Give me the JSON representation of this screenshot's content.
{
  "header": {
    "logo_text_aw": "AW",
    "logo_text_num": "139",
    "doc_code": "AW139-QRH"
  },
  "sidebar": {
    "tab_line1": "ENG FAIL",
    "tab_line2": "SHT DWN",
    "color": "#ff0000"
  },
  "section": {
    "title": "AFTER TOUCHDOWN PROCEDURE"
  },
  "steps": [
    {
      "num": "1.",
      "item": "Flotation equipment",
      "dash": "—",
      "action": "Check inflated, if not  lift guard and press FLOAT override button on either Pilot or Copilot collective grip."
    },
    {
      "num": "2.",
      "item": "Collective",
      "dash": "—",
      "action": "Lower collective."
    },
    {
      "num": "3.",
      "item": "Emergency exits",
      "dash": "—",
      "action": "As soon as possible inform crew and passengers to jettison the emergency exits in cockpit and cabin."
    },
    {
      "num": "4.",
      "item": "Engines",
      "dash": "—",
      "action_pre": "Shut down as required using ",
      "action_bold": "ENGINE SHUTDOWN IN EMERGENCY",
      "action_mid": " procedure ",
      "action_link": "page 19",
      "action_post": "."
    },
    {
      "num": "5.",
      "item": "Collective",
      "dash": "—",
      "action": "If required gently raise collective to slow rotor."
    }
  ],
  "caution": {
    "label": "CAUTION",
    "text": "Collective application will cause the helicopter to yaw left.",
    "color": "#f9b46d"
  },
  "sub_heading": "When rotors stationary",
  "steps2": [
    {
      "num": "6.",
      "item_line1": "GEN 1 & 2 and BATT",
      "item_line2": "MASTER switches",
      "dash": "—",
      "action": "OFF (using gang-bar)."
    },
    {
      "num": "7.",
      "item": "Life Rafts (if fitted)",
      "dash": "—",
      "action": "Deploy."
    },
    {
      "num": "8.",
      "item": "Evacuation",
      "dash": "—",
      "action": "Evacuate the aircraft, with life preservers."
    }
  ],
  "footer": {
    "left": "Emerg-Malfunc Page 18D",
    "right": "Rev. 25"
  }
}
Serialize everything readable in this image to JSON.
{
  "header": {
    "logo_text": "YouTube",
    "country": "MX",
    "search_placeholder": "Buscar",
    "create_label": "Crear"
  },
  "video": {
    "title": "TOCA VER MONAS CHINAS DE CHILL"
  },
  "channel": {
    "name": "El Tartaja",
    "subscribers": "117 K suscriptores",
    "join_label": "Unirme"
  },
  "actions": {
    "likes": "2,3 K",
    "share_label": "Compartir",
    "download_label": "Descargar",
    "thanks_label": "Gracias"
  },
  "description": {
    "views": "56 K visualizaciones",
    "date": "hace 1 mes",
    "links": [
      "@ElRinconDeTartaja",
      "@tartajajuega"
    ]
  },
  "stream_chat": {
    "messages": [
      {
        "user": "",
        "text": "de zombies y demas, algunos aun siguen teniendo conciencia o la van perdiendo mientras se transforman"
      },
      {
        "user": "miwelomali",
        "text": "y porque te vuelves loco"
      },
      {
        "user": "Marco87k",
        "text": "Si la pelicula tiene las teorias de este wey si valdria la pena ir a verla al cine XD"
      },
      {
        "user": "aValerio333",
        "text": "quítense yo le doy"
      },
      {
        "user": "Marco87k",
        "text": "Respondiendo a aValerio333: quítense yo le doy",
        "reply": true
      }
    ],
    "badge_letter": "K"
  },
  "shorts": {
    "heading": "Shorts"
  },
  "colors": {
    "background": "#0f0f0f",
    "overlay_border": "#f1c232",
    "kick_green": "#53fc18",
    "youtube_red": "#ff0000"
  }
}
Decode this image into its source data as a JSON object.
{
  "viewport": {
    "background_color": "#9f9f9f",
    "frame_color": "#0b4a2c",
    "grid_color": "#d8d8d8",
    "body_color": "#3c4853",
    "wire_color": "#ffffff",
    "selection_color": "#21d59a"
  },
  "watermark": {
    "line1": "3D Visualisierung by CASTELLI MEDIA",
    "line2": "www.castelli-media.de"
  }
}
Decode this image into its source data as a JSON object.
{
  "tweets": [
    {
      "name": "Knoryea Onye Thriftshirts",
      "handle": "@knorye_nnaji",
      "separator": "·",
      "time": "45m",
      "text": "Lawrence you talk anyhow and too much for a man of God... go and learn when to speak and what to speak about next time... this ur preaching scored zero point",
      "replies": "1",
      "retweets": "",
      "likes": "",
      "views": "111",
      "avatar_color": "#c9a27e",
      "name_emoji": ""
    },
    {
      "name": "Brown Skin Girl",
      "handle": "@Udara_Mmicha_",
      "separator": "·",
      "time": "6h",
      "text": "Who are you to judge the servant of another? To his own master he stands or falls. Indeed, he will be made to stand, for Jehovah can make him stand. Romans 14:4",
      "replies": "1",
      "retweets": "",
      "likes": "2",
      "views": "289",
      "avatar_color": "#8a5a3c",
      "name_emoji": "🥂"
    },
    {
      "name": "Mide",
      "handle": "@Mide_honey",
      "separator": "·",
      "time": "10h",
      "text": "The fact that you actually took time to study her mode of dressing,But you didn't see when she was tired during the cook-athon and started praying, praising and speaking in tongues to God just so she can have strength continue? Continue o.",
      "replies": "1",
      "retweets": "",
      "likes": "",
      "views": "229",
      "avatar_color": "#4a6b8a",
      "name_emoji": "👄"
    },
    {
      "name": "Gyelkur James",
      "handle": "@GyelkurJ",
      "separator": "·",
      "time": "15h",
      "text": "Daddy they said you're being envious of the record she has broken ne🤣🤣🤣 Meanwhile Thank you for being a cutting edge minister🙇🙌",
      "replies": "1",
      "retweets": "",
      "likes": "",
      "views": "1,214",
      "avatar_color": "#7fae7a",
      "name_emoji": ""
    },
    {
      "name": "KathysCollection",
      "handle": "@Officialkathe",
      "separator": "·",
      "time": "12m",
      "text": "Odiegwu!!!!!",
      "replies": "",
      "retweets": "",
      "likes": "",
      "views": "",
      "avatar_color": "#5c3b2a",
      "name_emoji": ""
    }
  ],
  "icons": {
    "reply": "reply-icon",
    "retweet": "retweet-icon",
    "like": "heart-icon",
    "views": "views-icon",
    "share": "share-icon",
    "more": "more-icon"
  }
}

GOAL OF THE EXERCISE: Repeat the data precisely, reproducing every entry.

EXERCISE RESPONSE:
Give me the JSON representation of this screenshot's content.
{
  "header": {
    "logo_text_aw": "AW",
    "logo_text_num": "139",
    "doc_code": "AW139-QRH"
  },
  "sidebar": {
    "tab_line1": "ENG FAIL",
    "tab_line2": "SHT DWN",
    "color": "#ff0000"
  },
  "section": {
    "title": "AFTER TOUCHDOWN PROCEDURE"
  },
  "steps": [
    {
      "num": "1.",
      "item": "Flotation equipment",
      "dash": "—",
      "action": "Check inflated, if not  lift guard and press FLOAT override button on either Pilot or Copilot collective grip."
    },
    {
      "num": "2.",
      "item": "Collective",
      "dash": "—",
      "action": "Lower collective."
    },
    {
      "num": "3.",
      "item": "Emergency exits",
      "dash": "—",
      "action": "As soon as possible inform crew and passengers to jettison the emergency exits in cockpit and cabin."
    },
    {
      "num": "4.",
      "item": "Engines",
      "dash": "—",
      "action_pre": "Shut down as required using ",
      "action_bold": "ENGINE SHUTDOWN IN EMERGENCY",
      "action_mid": " procedure ",
      "action_link": "page 19",
      "action_post": "."
    },
    {
      "num": "5.",
      "item": "Collective",
      "dash": "—",
      "action": "If required gently raise collective to slow rotor."
    }
  ],
  "caution": {
    "label": "CAUTION",
    "text": "Collective application will cause the helicopter to yaw left.",
    "color": "#f9b46d"
  },
  "sub_heading": "When rotors stationary",
  "steps2": [
    {
      "num": "6.",
      "item_line1": "GEN 1 & 2 and BATT",
      "item_line2": "MASTER switches",
      "dash": "—",
      "action": "OFF (using gang-bar)."
    },
    {
      "num": "7.",
      "item": "Life Rafts (if fitted)",
      "dash": "—",
      "action": "Deploy."
    },
    {
      "num": "8.",
      "item": "Evacuation",
      "dash": "—",
      "action": "Evacuate the aircraft, with life preservers."
    }
  ],
  "footer": {
    "left": "Emerg-Malfunc Page 18D",
    "right": "Rev. 25"
  }
}
Serialize everything readable in this image to JSON.
{
  "header": {
    "logo_text": "YouTube",
    "country": "MX",
    "search_placeholder": "Buscar",
    "create_label": "Crear"
  },
  "video": {
    "title": "TOCA VER MONAS CHINAS DE CHILL"
  },
  "channel": {
    "name": "El Tartaja",
    "subscribers": "117 K suscriptores",
    "join_label": "Unirme"
  },
  "actions": {
    "likes": "2,3 K",
    "share_label": "Compartir",
    "download_label": "Descargar",
    "thanks_label": "Gracias"
  },
  "description": {
    "views": "56 K visualizaciones",
    "date": "hace 1 mes",
    "links": [
      "@ElRinconDeTartaja",
      "@tartajajuega"
    ]
  },
  "stream_chat": {
    "messages": [
      {
        "user": "",
        "text": "de zombies y demas, algunos aun siguen teniendo conciencia o la van perdiendo mientras se transforman"
      },
      {
        "user": "miwelomali",
        "text": "y porque te vuelves loco"
      },
      {
        "user": "Marco87k",
        "text": "Si la pelicula tiene las teorias de este wey si valdria la pena ir a verla al cine XD"
      },
      {
        "user": "aValerio333",
        "text": "quítense yo le doy"
      },
      {
        "user": "Marco87k",
        "text": "Respondiendo a aValerio333: quítense yo le doy",
        "reply": true
      }
    ],
    "badge_letter": "K"
  },
  "shorts": {
    "heading": "Shorts"
  },
  "colors": {
    "background": "#0f0f0f",
    "overlay_border": "#f1c232",
    "kick_green": "#53fc18",
    "youtube_red": "#ff0000"
  }
}
Decode this image into its source data as a JSON object.
{
  "viewport": {
    "background_color": "#9f9f9f",
    "frame_color": "#0b4a2c",
    "grid_color": "#d8d8d8",
    "body_color": "#3c4853",
    "wire_color": "#ffffff",
    "selection_color": "#21d59a"
  },
  "watermark": {
    "line1": "3D Visualisierung by CASTELLI MEDIA",
    "line2": "www.castelli-media.de"
  }
}
Decode this image into its source data as a JSON object.
{
  "tweets": [
    {
      "name": "Knoryea Onye Thriftshirts",
      "handle": "@knorye_nnaji",
      "separator": "·",
      "time": "45m",
      "text": "Lawrence you talk anyhow and too much for a man of God... go and learn when to speak and what to speak about next time... this ur preaching scored zero point",
      "replies": "1",
      "retweets": "",
      "likes": "",
      "views": "111",
      "avatar_color": "#c9a27e",
      "name_emoji": ""
    },
    {
      "name": "Brown Skin Girl",
      "handle": "@Udara_Mmicha_",
      "separator": "·",
      "time": "6h",
      "text": "Who are you to judge the servant of another? To his own master he stands or falls. Indeed, he will be made to stand, for Jehovah can make him stand. Romans 14:4",
      "replies": "1",
      "retweets": "",
      "likes": "2",
      "views": "289",
      "avatar_color": "#8a5a3c",
      "name_emoji": "🥂"
    },
    {
      "name": "Mide",
      "handle": "@Mide_honey",
      "separator": "·",
      "time": "10h",
      "text": "The fact that you actually took time to study her mode of dressing,But you didn't see when she was tired during the cook-athon and started praying, praising and speaking in tongues to God just so she can have strength continue? Continue o.",
      "replies": "1",
      "retweets": "",
      "likes": "",
      "views": "229",
      "avatar_color": "#4a6b8a",
      "name_emoji": "👄"
    },
    {
      "name": "Gyelkur James",
      "handle": "@GyelkurJ",
      "separator": "·",
      "time": "15h",
      "text": "Daddy they said you're being envious of the record she has broken ne🤣🤣🤣 Meanwhile Thank you for being a cutting edge minister🙇🙌",
      "replies": "1",
      "retweets": "",
      "likes": "",
      "views": "1,214",
      "avatar_color": "#7fae7a",
      "name_emoji": ""
    },
    {
      "name": "KathysCollection",
      "handle": "@Officialkathe",
      "separator": "·",
      "time": "12m",
      "text": "Odiegwu!!!!!",
      "replies": "",
      "retweets": "",
      "likes": "",
      "views": "",
      "avatar_color": "#5c3b2a",
      "name_emoji": ""
    }
  ],
  "icons": {
    "reply": "reply-icon",
    "retweet": "retweet-icon",
    "like": "heart-icon",
    "views": "views-icon",
    "share": "share-icon",
    "more": "more-icon"
  }
}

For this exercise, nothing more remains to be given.